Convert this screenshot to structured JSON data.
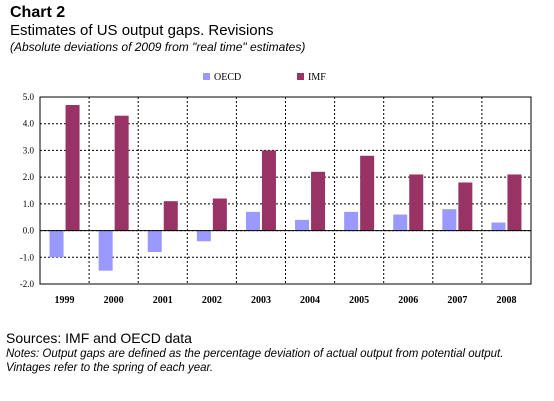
{
  "header": {
    "chart_label": "Chart 2",
    "title": "Estimates of US output gaps. Revisions",
    "subtitle": "(Absolute deviations of 2009 from \"real time\" estimates)"
  },
  "footer": {
    "sources": "Sources: IMF and OECD data",
    "notes": "Notes: Output gaps are defined as the percentage deviation of actual output from potential output. Vintages refer to the spring of each year."
  },
  "chart_data": {
    "type": "bar",
    "categories": [
      "1999",
      "2000",
      "2001",
      "2002",
      "2003",
      "2004",
      "2005",
      "2006",
      "2007",
      "2008"
    ],
    "series": [
      {
        "name": "OECD",
        "color": "#9999ff",
        "values": [
          -1.0,
          -1.5,
          -0.8,
          -0.4,
          0.7,
          0.4,
          0.7,
          0.6,
          0.8,
          0.3
        ]
      },
      {
        "name": "IMF",
        "color": "#993366",
        "values": [
          4.7,
          4.3,
          1.1,
          1.2,
          3.0,
          2.2,
          2.8,
          2.1,
          1.8,
          2.1
        ]
      }
    ],
    "ylim": [
      -2.0,
      5.0
    ],
    "yticks": [
      "-2.0",
      "-1.0",
      "0.0",
      "1.0",
      "2.0",
      "3.0",
      "4.0",
      "5.0"
    ],
    "grid": true,
    "legend": "top-center"
  }
}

#####

* _What is being asked_
Pick out all the lines with the word "OECD" in them and copy them.

* _Response below_
    "sources": "Sources: IMF and OECD data",
        "name": "OECD",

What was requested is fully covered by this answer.